▽

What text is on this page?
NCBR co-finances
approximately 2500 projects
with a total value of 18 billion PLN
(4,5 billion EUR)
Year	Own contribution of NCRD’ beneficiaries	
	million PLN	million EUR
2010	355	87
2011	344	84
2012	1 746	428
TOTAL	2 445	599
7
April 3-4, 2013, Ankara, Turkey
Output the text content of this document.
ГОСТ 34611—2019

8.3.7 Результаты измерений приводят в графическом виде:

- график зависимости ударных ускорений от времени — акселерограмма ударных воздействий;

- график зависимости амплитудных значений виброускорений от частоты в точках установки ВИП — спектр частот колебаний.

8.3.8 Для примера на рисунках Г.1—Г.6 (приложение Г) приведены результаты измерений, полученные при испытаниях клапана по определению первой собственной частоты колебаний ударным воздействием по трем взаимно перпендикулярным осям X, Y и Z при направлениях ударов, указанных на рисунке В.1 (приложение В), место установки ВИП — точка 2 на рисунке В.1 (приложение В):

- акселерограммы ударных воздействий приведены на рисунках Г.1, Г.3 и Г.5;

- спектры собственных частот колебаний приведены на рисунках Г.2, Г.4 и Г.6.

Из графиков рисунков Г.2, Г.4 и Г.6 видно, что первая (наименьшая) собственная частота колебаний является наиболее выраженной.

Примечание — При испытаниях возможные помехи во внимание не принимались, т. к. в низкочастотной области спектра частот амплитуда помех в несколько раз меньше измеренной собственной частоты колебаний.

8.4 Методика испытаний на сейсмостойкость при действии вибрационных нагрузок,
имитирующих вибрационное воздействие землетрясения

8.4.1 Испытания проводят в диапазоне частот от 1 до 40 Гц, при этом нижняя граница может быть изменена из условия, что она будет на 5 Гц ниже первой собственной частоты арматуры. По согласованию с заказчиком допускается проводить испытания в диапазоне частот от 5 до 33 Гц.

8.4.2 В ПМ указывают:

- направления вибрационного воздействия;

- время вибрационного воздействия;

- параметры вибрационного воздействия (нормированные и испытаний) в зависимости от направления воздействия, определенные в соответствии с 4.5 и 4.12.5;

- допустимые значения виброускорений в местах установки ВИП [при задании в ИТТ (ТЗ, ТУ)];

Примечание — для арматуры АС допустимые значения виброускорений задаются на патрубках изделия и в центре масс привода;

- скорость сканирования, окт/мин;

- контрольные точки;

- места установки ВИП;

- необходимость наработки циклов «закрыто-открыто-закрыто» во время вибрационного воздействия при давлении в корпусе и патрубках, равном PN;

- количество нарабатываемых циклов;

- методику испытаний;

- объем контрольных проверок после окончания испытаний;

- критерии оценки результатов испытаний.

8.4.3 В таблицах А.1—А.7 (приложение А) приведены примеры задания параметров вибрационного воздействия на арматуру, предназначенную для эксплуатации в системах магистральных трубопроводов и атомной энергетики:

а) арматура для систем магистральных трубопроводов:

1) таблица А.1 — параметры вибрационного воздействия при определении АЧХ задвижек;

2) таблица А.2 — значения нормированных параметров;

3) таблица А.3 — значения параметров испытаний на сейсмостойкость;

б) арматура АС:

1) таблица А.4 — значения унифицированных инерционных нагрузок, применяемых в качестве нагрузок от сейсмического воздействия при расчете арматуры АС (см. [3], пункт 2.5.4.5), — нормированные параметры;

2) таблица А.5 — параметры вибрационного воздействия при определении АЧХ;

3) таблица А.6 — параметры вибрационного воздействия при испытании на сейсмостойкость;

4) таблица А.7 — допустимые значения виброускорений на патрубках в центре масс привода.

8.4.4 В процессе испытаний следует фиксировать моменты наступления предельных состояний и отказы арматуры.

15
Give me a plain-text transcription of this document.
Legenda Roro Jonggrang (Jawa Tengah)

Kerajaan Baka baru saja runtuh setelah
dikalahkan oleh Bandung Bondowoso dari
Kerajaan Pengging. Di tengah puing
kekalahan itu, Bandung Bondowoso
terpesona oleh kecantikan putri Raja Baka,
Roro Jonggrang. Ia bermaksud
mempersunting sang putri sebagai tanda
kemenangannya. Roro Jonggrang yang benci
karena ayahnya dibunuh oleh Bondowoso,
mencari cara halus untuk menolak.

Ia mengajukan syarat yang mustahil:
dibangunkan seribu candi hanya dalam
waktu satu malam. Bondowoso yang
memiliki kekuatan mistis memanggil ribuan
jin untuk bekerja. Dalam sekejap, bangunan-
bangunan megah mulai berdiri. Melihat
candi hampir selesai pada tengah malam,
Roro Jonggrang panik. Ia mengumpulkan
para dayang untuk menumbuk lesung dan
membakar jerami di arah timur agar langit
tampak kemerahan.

△

> Set task:
Show every line from the entries above in which the word "параметров" appears.

> Expected answer:
8.4.3 В таблицах А.1—А.7 (приложение А) приведены примеры задания параметров вибрационного воздействия на арматуру, предназначенную для эксплуатации в системах магистральных трубопроводов и атомной энергетики:
2) таблица А.2 — значения нормированных параметров;
3) таблица А.3 — значения параметров испытаний на сейсмостойкость;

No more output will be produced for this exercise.